Extract ▸
Tuesday, September 10, 2013

On September 11th

Last year, on observing the anniversary of the events of September 11, I noted that for a brief period of time after the attack, Americans were united by grief and determination. Even though the circumstances were unspeakably tragic, something good came of it: Americans put aside their differences, and experienced what that feels like.

On September 11, firefighters and police officers came to rescue us -- Americans, people that they'd never met -- and were willing to sacrifice their lives in the process. And many did.

A lot is said about Americans' belief in self-reliance. What gets overlooked is that Americans also rely on each other. It takes a lot of trust, but in time -- and not always as quickly as we'd like -- that trust is rewarded.

I was sitting in a secretary's office at the university where I was teaching at the time. A small crowd of us watched the television as the two towers burned. We were all silent. Courage; sacrifice; heroism; rectitude -- the words meant something again, if only for a moment.

In the years since then, our soldiers have been sent overseas to fight and die. Regimes have changed, but really, nothing has changed. The Commander in Chief is still engaged in sabre-rattling. Last month we learned that the banking industry generated a larger profit in the 2nd quarter of 2013 than any on record. We also learned that the salary of hourly workers suffered the greatest drop ever recorded.

When building are burning, the American people know what to do. But the slow-moving disasters do not provoke a response. The foundations of this country are slowly eroding, unseen. Many of the victims haven't the slightest inkling of the disaster that is gathering beneath their feet.

Saturday, September 7, 2013

The Politics of War in Syria: Saudi Arabia

During his testimony before Congress, Secretary of State John Kerry revealed that Arab nations (meaning Saudi Arabia and Qatar) have offered to foot the entire cost of an invasion of Syria. 

Secretary of State John Kerry said at Wednesday’s hearing that Arab counties have offered to pay for the entirety of unseating President Bashar al-Assad if the United States took the lead militarily.
“With respect to Arab countries offering to bear costs and to assess, the answer is profoundly yes,” Kerry said. “They have. That offer is on the table.”
Asked by Rep. Ileana Ros-Lehtinen (R-Fla.) about how much those countries would contribute, Kerry said they have offered to pay for all of a full invasion.
“In fact, some of them have said that if the United States is prepared to go do the whole thing the way we’ve done it previously in other places, they’ll carry that cost,” Kerry said. “That’s how dedicated they are at this. That’s not in the cards, and nobody’s talking about it, but they’re talking in serious ways about getting this done (source).”
Although I am loath to admit it, I find myself in agreement with Pat Buchanan when he expresses exasperation on this issue. He writes, “Has it come to this — U.S. soldiers, sailors, Marines and airmen as the mercenaries of sheiks, sultans and emirs … hired out to do the big-time killing for Saudi and Sunni royals (source)?” 

As far as I can tell, the geopolitical situation is this: Syria is an ally of Iran, and Iran is attempting to become the dominant influence in the Middle East. Iran, in turn, is the recipient of military and financial aid coming from Russia. The ties between Iran and Russia extend back into the Cold War era. Russia’s interests are plain: (1) Iran borders Russia, giving Russia a reason to desire influence over the country, (2) Russia wants control of Iranian oil and (3) Russia wishes to be influential in the Middle East.

Given records ▸
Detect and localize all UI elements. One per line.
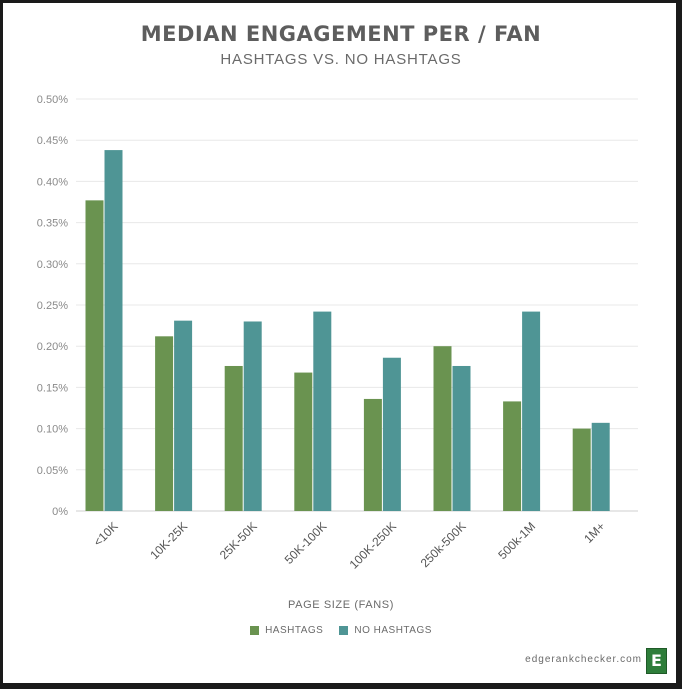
bar [433, 346, 452, 511]
legend-swatch-hashtags [250, 626, 260, 635]
bar [382, 357, 401, 511]
y-tick-label: 0.40% [37, 176, 68, 188]
bar [522, 311, 541, 511]
x-tick-label: 1M+ [581, 519, 608, 546]
x-tick-label: 10K-25K [147, 519, 190, 562]
x-tick-label: 500k-1M [495, 519, 538, 562]
bar [452, 365, 471, 511]
y-tick-label: 0.10% [37, 424, 68, 436]
x-axis-label: PAGE SIZE (FANS) [288, 599, 394, 611]
y-tick-label: 0.50% [37, 94, 68, 106]
x-tick-label: 100K-250K [347, 519, 399, 571]
y-tick-label: 0% [52, 506, 68, 518]
x-tick-label: 25K-50K [217, 519, 260, 562]
brand-site: edgerankchecker.com [525, 654, 642, 665]
legend-label-hashtags: HASHTAGS [265, 625, 324, 636]
y-tick-label: 0.15% [37, 382, 68, 394]
x-tick-label: 250k-500K [418, 519, 469, 570]
legend-item-no-hashtags: NO HASHTAGS [339, 625, 432, 636]
x-tick-label: 50K-100K [282, 519, 330, 567]
bar [155, 336, 174, 511]
y-tick-label: 0.25% [37, 300, 68, 312]
bar [174, 320, 193, 511]
bar [104, 150, 123, 511]
chart-subtitle: HASHTAGS VS. NO HASHTAGS [220, 51, 462, 68]
bar [85, 200, 104, 512]
bar [224, 365, 243, 511]
y-tick-label: 0.45% [37, 135, 68, 147]
bar [294, 372, 313, 511]
x-tick-label: <10K [91, 519, 121, 549]
bar [572, 428, 591, 511]
bar [363, 398, 382, 511]
bar [243, 321, 262, 511]
y-tick-label: 0.30% [37, 259, 68, 271]
bar [313, 311, 332, 511]
y-tick-label: 0.20% [37, 341, 68, 353]
y-tick-label: 0.05% [37, 465, 68, 477]
bar [591, 422, 610, 511]
y-tick-label: 0.35% [37, 218, 68, 230]
bar [503, 401, 522, 511]
legend-item-hashtags: HASHTAGS [250, 625, 323, 636]
legend-swatch-no-hashtags [339, 626, 349, 635]
brand-logo-icon: E [646, 648, 667, 674]
legend: HASHTAGS NO HASHTAGS [0, 625, 682, 636]
legend-label-no-hashtags: NO HASHTAGS [354, 625, 432, 636]
chart-title: MEDIAN ENGAGEMENT PER / FAN [140, 22, 542, 46]
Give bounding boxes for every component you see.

What to work on ▸
Translate this sentence from the blog post into Spanish: "What gets overlooked is that Americans also rely on each other."

Output of the exercise ▸
Lo que se pasa por alto es que los estadounidenses también dependen unos de otros.